→ **Given exercise**: Below are some entries; can you quote all of them exactly?

→ **Supplied material**:
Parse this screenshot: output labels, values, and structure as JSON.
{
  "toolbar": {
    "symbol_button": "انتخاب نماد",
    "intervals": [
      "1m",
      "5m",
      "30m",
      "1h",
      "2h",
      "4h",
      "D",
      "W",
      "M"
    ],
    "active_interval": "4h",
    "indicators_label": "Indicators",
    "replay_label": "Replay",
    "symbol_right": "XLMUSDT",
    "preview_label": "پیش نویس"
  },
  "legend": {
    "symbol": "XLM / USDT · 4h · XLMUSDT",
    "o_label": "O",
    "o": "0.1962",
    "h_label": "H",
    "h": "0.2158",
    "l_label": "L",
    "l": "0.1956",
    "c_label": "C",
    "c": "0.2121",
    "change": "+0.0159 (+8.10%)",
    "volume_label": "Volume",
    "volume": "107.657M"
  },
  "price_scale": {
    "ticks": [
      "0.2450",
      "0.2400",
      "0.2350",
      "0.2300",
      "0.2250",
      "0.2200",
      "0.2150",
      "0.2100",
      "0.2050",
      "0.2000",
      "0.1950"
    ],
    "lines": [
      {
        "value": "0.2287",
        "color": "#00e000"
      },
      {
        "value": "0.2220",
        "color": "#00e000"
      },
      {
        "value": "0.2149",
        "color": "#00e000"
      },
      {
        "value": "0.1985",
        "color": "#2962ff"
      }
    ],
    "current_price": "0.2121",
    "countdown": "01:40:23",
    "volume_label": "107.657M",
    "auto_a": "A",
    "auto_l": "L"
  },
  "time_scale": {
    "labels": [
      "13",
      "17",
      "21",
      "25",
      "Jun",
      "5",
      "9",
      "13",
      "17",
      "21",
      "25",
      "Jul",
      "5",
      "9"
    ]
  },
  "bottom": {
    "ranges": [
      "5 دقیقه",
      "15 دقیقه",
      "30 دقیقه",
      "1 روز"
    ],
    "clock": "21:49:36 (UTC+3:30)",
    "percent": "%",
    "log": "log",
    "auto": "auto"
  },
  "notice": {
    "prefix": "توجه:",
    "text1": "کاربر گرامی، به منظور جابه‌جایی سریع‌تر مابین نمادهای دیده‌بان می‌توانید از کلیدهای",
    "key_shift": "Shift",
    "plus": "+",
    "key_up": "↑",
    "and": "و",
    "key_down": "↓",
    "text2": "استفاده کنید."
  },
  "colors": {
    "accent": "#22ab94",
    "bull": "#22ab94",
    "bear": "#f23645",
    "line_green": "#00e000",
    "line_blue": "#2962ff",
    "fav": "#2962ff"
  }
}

→ **Solution**:
Parse this screenshot: output labels, values, and structure as JSON.
{
  "toolbar": {
    "symbol_button": "انتخاب نماد",
    "intervals": [
      "1m",
      "5m",
      "30m",
      "1h",
      "2h",
      "4h",
      "D",
      "W",
      "M"
    ],
    "active_interval": "4h",
    "indicators_label": "Indicators",
    "replay_label": "Replay",
    "symbol_right": "XLMUSDT",
    "preview_label": "پیش نویس"
  },
  "legend": {
    "symbol": "XLM / USDT · 4h · XLMUSDT",
    "o_label": "O",
    "o": "0.1962",
    "h_label": "H",
    "h": "0.2158",
    "l_label": "L",
    "l": "0.1956",
    "c_label": "C",
    "c": "0.2121",
    "change": "+0.0159 (+8.10%)",
    "volume_label": "Volume",
    "volume": "107.657M"
  },
  "price_scale": {
    "ticks": [
      "0.2450",
      "0.2400",
      "0.2350",
      "0.2300",
      "0.2250",
      "0.2200",
      "0.2150",
      "0.2100",
      "0.2050",
      "0.2000",
      "0.1950"
    ],
    "lines": [
      {
        "value": "0.2287",
        "color": "#00e000"
      },
      {
        "value": "0.2220",
        "color": "#00e000"
      },
      {
        "value": "0.2149",
        "color": "#00e000"
      },
      {
        "value": "0.1985",
        "color": "#2962ff"
      }
    ],
    "current_price": "0.2121",
    "countdown": "01:40:23",
    "volume_label": "107.657M",
    "auto_a": "A",
    "auto_l": "L"
  },
  "time_scale": {
    "labels": [
      "13",
      "17",
      "21",
      "25",
      "Jun",
      "5",
      "9",
      "13",
      "17",
      "21",
      "25",
      "Jul",
      "5",
      "9"
    ]
  },
  "bottom": {
    "ranges": [
      "5 دقیقه",
      "15 دقیقه",
      "30 دقیقه",
      "1 روز"
    ],
    "clock": "21:49:36 (UTC+3:30)",
    "percent": "%",
    "log": "log",
    "auto": "auto"
  },
  "notice": {
    "prefix": "توجه:",
    "text1": "کاربر گرامی، به منظور جابه‌جایی سریع‌تر مابین نمادهای دیده‌بان می‌توانید از کلیدهای",
    "key_shift": "Shift",
    "plus": "+",
    "key_up": "↑",
    "and": "و",
    "key_down": "↓",
    "text2": "استفاده کنید."
  },
  "colors": {
    "accent": "#22ab94",
    "bull": "#22ab94",
    "bear": "#f23645",
    "line_green": "#00e000",
    "line_blue": "#2962ff",
    "fav": "#2962ff"
  }
}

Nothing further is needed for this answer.